+++ DATA FOR THIS EXERCISE
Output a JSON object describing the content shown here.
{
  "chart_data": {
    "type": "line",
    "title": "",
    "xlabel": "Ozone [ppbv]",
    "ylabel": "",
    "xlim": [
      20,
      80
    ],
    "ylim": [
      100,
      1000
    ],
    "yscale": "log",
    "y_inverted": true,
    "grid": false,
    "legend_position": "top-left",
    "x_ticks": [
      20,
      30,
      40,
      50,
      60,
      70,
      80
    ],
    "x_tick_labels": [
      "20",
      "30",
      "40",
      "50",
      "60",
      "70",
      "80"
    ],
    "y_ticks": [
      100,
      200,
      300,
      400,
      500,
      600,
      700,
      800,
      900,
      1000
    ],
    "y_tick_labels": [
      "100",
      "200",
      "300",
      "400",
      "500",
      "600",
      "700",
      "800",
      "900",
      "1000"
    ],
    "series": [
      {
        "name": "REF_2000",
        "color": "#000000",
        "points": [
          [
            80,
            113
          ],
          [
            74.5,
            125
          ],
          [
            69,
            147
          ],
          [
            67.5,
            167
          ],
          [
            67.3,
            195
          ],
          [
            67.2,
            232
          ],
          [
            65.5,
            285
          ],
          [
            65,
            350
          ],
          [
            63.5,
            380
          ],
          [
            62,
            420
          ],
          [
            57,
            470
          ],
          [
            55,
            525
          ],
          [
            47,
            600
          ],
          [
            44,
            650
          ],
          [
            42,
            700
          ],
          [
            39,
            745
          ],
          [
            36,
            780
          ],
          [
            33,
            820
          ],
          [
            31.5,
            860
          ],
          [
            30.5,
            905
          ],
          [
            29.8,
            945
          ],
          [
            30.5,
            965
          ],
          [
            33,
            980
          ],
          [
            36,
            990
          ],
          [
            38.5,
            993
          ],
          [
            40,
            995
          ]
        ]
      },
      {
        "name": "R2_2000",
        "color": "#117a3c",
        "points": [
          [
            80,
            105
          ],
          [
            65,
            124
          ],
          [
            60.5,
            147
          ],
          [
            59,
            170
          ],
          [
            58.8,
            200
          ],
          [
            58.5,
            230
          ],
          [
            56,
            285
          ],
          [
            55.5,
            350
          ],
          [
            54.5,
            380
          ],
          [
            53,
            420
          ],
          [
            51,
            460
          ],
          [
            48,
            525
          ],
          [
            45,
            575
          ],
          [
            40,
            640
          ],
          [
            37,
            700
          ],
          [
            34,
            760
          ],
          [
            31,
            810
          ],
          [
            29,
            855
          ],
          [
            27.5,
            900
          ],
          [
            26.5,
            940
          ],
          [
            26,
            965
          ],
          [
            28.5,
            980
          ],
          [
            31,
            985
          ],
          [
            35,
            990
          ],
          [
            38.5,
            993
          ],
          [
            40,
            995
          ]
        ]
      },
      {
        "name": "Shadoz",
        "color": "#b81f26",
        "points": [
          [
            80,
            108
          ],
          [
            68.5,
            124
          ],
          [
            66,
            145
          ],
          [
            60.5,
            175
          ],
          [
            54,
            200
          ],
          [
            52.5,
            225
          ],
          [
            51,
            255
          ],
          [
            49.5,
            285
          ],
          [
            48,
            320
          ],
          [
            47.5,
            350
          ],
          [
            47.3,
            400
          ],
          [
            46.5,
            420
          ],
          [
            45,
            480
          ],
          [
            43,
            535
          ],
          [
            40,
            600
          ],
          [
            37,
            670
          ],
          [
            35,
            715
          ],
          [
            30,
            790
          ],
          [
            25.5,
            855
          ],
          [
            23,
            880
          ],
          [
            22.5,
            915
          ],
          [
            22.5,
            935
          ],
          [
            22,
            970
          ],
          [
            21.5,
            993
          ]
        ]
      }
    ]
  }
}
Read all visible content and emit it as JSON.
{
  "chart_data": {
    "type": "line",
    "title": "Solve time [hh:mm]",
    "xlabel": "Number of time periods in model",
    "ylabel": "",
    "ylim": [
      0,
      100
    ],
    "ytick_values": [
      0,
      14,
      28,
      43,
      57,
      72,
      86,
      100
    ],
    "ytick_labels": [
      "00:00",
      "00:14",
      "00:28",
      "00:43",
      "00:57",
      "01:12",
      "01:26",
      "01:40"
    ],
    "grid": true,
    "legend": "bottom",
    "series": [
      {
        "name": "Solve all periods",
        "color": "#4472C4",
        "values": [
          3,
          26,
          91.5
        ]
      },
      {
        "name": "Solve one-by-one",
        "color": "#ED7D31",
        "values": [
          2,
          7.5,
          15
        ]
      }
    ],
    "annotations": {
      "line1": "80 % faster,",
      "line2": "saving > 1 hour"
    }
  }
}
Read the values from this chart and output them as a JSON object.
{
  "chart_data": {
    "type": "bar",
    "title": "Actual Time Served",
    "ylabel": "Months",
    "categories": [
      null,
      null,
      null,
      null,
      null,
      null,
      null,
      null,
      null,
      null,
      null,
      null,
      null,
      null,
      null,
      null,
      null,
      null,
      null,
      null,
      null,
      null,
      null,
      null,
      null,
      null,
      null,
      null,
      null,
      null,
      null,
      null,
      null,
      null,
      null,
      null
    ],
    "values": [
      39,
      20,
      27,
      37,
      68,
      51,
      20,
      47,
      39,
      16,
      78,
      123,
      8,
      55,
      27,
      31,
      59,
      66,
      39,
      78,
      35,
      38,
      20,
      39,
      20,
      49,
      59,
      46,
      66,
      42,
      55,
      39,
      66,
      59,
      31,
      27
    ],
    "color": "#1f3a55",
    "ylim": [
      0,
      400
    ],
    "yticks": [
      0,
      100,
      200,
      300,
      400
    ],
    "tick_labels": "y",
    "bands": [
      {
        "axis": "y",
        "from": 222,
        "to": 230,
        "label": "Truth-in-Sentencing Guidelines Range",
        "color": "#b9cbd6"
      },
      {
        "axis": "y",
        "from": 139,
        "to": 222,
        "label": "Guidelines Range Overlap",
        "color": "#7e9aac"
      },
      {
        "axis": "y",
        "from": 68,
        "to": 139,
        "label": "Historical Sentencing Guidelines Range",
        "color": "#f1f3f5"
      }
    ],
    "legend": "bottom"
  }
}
++++++
- _DIRECTIONS FOR THIS TASK_:
Please quote every record above exactly as it appears.

- _SOLUTION_:
Output a JSON object describing the content shown here.
{
  "chart_data": {
    "type": "line",
    "title": "",
    "xlabel": "Ozone [ppbv]",
    "ylabel": "",
    "xlim": [
      20,
      80
    ],
    "ylim": [
      100,
      1000
    ],
    "yscale": "log",
    "y_inverted": true,
    "grid": false,
    "legend_position": "top-left",
    "x_ticks": [
      20,
      30,
      40,
      50,
      60,
      70,
      80
    ],
    "x_tick_labels": [
      "20",
      "30",
      "40",
      "50",
      "60",
      "70",
      "80"
    ],
    "y_ticks": [
      100,
      200,
      300,
      400,
      500,
      600,
      700,
      800,
      900,
      1000
    ],
    "y_tick_labels": [
      "100",
      "200",
      "300",
      "400",
      "500",
      "600",
      "700",
      "800",
      "900",
      "1000"
    ],
    "series": [
      {
        "name": "REF_2000",
        "color": "#000000",
        "points": [
          [
            80,
            113
          ],
          [
            74.5,
            125
          ],
          [
            69,
            147
          ],
          [
            67.5,
            167
          ],
          [
            67.3,
            195
          ],
          [
            67.2,
            232
          ],
          [
            65.5,
            285
          ],
          [
            65,
            350
          ],
          [
            63.5,
            380
          ],
          [
            62,
            420
          ],
          [
            57,
            470
          ],
          [
            55,
            525
          ],
          [
            47,
            600
          ],
          [
            44,
            650
          ],
          [
            42,
            700
          ],
          [
            39,
            745
          ],
          [
            36,
            780
          ],
          [
            33,
            820
          ],
          [
            31.5,
            860
          ],
          [
            30.5,
            905
          ],
          [
            29.8,
            945
          ],
          [
            30.5,
            965
          ],
          [
            33,
            980
          ],
          [
            36,
            990
          ],
          [
            38.5,
            993
          ],
          [
            40,
            995
          ]
        ]
      },
      {
        "name": "R2_2000",
        "color": "#117a3c",
        "points": [
          [
            80,
            105
          ],
          [
            65,
            124
          ],
          [
            60.5,
            147
          ],
          [
            59,
            170
          ],
          [
            58.8,
            200
          ],
          [
            58.5,
            230
          ],
          [
            56,
            285
          ],
          [
            55.5,
            350
          ],
          [
            54.5,
            380
          ],
          [
            53,
            420
          ],
          [
            51,
            460
          ],
          [
            48,
            525
          ],
          [
            45,
            575
          ],
          [
            40,
            640
          ],
          [
            37,
            700
          ],
          [
            34,
            760
          ],
          [
            31,
            810
          ],
          [
            29,
            855
          ],
          [
            27.5,
            900
          ],
          [
            26.5,
            940
          ],
          [
            26,
            965
          ],
          [
            28.5,
            980
          ],
          [
            31,
            985
          ],
          [
            35,
            990
          ],
          [
            38.5,
            993
          ],
          [
            40,
            995
          ]
        ]
      },
      {
        "name": "Shadoz",
        "color": "#b81f26",
        "points": [
          [
            80,
            108
          ],
          [
            68.5,
            124
          ],
          [
            66,
            145
          ],
          [
            60.5,
            175
          ],
          [
            54,
            200
          ],
          [
            52.5,
            225
          ],
          [
            51,
            255
          ],
          [
            49.5,
            285
          ],
          [
            48,
            320
          ],
          [
            47.5,
            350
          ],
          [
            47.3,
            400
          ],
          [
            46.5,
            420
          ],
          [
            45,
            480
          ],
          [
            43,
            535
          ],
          [
            40,
            600
          ],
          [
            37,
            670
          ],
          [
            35,
            715
          ],
          [
            30,
            790
          ],
          [
            25.5,
            855
          ],
          [
            23,
            880
          ],
          [
            22.5,
            915
          ],
          [
            22.5,
            935
          ],
          [
            22,
            970
          ],
          [
            21.5,
            993
          ]
        ]
      }
    ]
  }
}
Read all visible content and emit it as JSON.
{
  "chart_data": {
    "type": "line",
    "title": "Solve time [hh:mm]",
    "xlabel": "Number of time periods in model",
    "ylabel": "",
    "ylim": [
      0,
      100
    ],
    "ytick_values": [
      0,
      14,
      28,
      43,
      57,
      72,
      86,
      100
    ],
    "ytick_labels": [
      "00:00",
      "00:14",
      "00:28",
      "00:43",
      "00:57",
      "01:12",
      "01:26",
      "01:40"
    ],
    "grid": true,
    "legend": "bottom",
    "series": [
      {
        "name": "Solve all periods",
        "color": "#4472C4",
        "values": [
          3,
          26,
          91.5
        ]
      },
      {
        "name": "Solve one-by-one",
        "color": "#ED7D31",
        "values": [
          2,
          7.5,
          15
        ]
      }
    ],
    "annotations": {
      "line1": "80 % faster,",
      "line2": "saving > 1 hour"
    }
  }
}
Read the values from this chart and output them as a JSON object.
{
  "chart_data": {
    "type": "bar",
    "title": "Actual Time Served",
    "ylabel": "Months",
    "categories": [
      null,
      null,
      null,
      null,
      null,
      null,
      null,
      null,
      null,
      null,
      null,
      null,
      null,
      null,
      null,
      null,
      null,
      null,
      null,
      null,
      null,
      null,
      null,
      null,
      null,
      null,
      null,
      null,
      null,
      null,
      null,
      null,
      null,
      null,
      null,
      null
    ],
    "values": [
      39,
      20,
      27,
      37,
      68,
      51,
      20,
      47,
      39,
      16,
      78,
      123,
      8,
      55,
      27,
      31,
      59,
      66,
      39,
      78,
      35,
      38,
      20,
      39,
      20,
      49,
      59,
      46,
      66,
      42,
      55,
      39,
      66,
      59,
      31,
      27
    ],
    "color": "#1f3a55",
    "ylim": [
      0,
      400
    ],
    "yticks": [
      0,
      100,
      200,
      300,
      400
    ],
    "tick_labels": "y",
    "bands": [
      {
        "axis": "y",
        "from": 222,
        "to": 230,
        "label": "Truth-in-Sentencing Guidelines Range",
        "color": "#b9cbd6"
      },
      {
        "axis": "y",
        "from": 139,
        "to": 222,
        "label": "Guidelines Range Overlap",
        "color": "#7e9aac"
      },
      {
        "axis": "y",
        "from": 68,
        "to": 139,
        "label": "Historical Sentencing Guidelines Range",
        "color": "#f1f3f5"
      }
    ],
    "legend": "bottom"
  }
}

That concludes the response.